=== Exercise description ===
Write out the complete material exactly as it stands.

+++

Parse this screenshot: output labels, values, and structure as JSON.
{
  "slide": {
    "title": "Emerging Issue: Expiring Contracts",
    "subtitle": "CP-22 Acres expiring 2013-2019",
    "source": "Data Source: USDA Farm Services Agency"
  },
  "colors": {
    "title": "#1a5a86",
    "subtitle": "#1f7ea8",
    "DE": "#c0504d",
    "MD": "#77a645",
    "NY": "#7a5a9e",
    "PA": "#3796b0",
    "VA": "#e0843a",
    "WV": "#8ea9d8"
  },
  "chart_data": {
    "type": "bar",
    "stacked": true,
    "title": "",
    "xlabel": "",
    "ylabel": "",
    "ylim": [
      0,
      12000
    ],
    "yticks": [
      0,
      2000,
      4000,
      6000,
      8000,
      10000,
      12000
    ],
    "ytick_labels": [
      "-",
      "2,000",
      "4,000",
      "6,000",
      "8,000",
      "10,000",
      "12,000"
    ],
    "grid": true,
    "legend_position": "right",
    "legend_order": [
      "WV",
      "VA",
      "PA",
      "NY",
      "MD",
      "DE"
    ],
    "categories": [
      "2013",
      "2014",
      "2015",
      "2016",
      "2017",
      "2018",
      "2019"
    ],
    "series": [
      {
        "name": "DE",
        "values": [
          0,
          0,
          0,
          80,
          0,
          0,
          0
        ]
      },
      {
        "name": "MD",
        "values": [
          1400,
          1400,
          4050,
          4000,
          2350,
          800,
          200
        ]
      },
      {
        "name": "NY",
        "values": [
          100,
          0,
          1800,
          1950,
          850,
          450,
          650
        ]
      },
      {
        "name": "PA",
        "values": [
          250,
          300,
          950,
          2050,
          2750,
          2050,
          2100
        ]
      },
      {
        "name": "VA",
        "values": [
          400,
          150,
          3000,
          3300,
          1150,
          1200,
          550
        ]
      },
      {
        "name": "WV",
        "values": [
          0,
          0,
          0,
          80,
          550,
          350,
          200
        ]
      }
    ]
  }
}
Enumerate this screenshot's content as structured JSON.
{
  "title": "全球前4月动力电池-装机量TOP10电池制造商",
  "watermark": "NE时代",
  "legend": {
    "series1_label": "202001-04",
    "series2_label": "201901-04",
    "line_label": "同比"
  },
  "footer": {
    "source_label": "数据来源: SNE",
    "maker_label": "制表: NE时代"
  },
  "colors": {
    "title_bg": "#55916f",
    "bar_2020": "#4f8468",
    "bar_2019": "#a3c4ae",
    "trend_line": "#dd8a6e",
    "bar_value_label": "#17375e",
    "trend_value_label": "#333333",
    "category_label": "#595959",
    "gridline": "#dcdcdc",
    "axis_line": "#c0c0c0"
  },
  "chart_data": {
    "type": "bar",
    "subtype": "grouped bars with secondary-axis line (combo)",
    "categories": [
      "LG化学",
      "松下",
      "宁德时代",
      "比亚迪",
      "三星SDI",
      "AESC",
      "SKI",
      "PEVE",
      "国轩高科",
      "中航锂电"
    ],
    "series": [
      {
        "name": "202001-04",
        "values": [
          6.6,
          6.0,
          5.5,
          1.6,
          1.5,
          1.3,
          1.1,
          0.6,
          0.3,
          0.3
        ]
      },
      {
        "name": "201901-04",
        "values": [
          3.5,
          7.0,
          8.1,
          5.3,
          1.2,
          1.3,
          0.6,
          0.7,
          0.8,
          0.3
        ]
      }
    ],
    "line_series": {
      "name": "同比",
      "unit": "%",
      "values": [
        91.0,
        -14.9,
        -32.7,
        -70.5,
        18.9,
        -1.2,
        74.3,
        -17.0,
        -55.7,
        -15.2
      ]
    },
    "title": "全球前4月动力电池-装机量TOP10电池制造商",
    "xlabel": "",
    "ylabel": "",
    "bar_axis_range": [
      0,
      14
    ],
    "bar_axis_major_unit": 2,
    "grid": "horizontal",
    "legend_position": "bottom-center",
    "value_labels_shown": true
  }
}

+++

=== The answer ===
Parse this screenshot: output labels, values, and structure as JSON.
{
  "slide": {
    "title": "Emerging Issue: Expiring Contracts",
    "subtitle": "CP-22 Acres expiring 2013-2019",
    "source": "Data Source: USDA Farm Services Agency"
  },
  "colors": {
    "title": "#1a5a86",
    "subtitle": "#1f7ea8",
    "DE": "#c0504d",
    "MD": "#77a645",
    "NY": "#7a5a9e",
    "PA": "#3796b0",
    "VA": "#e0843a",
    "WV": "#8ea9d8"
  },
  "chart_data": {
    "type": "bar",
    "stacked": true,
    "title": "",
    "xlabel": "",
    "ylabel": "",
    "ylim": [
      0,
      12000
    ],
    "yticks": [
      0,
      2000,
      4000,
      6000,
      8000,
      10000,
      12000
    ],
    "ytick_labels": [
      "-",
      "2,000",
      "4,000",
      "6,000",
      "8,000",
      "10,000",
      "12,000"
    ],
    "grid": true,
    "legend_position": "right",
    "legend_order": [
      "WV",
      "VA",
      "PA",
      "NY",
      "MD",
      "DE"
    ],
    "categories": [
      "2013",
      "2014",
      "2015",
      "2016",
      "2017",
      "2018",
      "2019"
    ],
    "series": [
      {
        "name": "DE",
        "values": [
          0,
          0,
          0,
          80,
          0,
          0,
          0
        ]
      },
      {
        "name": "MD",
        "values": [
          1400,
          1400,
          4050,
          4000,
          2350,
          800,
          200
        ]
      },
      {
        "name": "NY",
        "values": [
          100,
          0,
          1800,
          1950,
          850,
          450,
          650
        ]
      },
      {
        "name": "PA",
        "values": [
          250,
          300,
          950,
          2050,
          2750,
          2050,
          2100
        ]
      },
      {
        "name": "VA",
        "values": [
          400,
          150,
          3000,
          3300,
          1150,
          1200,
          550
        ]
      },
      {
        "name": "WV",
        "values": [
          0,
          0,
          0,
          80,
          550,
          350,
          200
        ]
      }
    ]
  }
}
Enumerate this screenshot's content as structured JSON.
{
  "title": "全球前4月动力电池-装机量TOP10电池制造商",
  "watermark": "NE时代",
  "legend": {
    "series1_label": "202001-04",
    "series2_label": "201901-04",
    "line_label": "同比"
  },
  "footer": {
    "source_label": "数据来源: SNE",
    "maker_label": "制表: NE时代"
  },
  "colors": {
    "title_bg": "#55916f",
    "bar_2020": "#4f8468",
    "bar_2019": "#a3c4ae",
    "trend_line": "#dd8a6e",
    "bar_value_label": "#17375e",
    "trend_value_label": "#333333",
    "category_label": "#595959",
    "gridline": "#dcdcdc",
    "axis_line": "#c0c0c0"
  },
  "chart_data": {
    "type": "bar",
    "subtype": "grouped bars with secondary-axis line (combo)",
    "categories": [
      "LG化学",
      "松下",
      "宁德时代",
      "比亚迪",
      "三星SDI",
      "AESC",
      "SKI",
      "PEVE",
      "国轩高科",
      "中航锂电"
    ],
    "series": [
      {
        "name": "202001-04",
        "values": [
          6.6,
          6.0,
          5.5,
          1.6,
          1.5,
          1.3,
          1.1,
          0.6,
          0.3,
          0.3
        ]
      },
      {
        "name": "201901-04",
        "values": [
          3.5,
          7.0,
          8.1,
          5.3,
          1.2,
          1.3,
          0.6,
          0.7,
          0.8,
          0.3
        ]
      }
    ],
    "line_series": {
      "name": "同比",
      "unit": "%",
      "values": [
        91.0,
        -14.9,
        -32.7,
        -70.5,
        18.9,
        -1.2,
        74.3,
        -17.0,
        -55.7,
        -15.2
      ]
    },
    "title": "全球前4月动力电池-装机量TOP10电池制造商",
    "xlabel": "",
    "ylabel": "",
    "bar_axis_range": [
      0,
      14
    ],
    "bar_axis_major_unit": 2,
    "grid": "horizontal",
    "legend_position": "bottom-center",
    "value_labels_shown": true
  }
}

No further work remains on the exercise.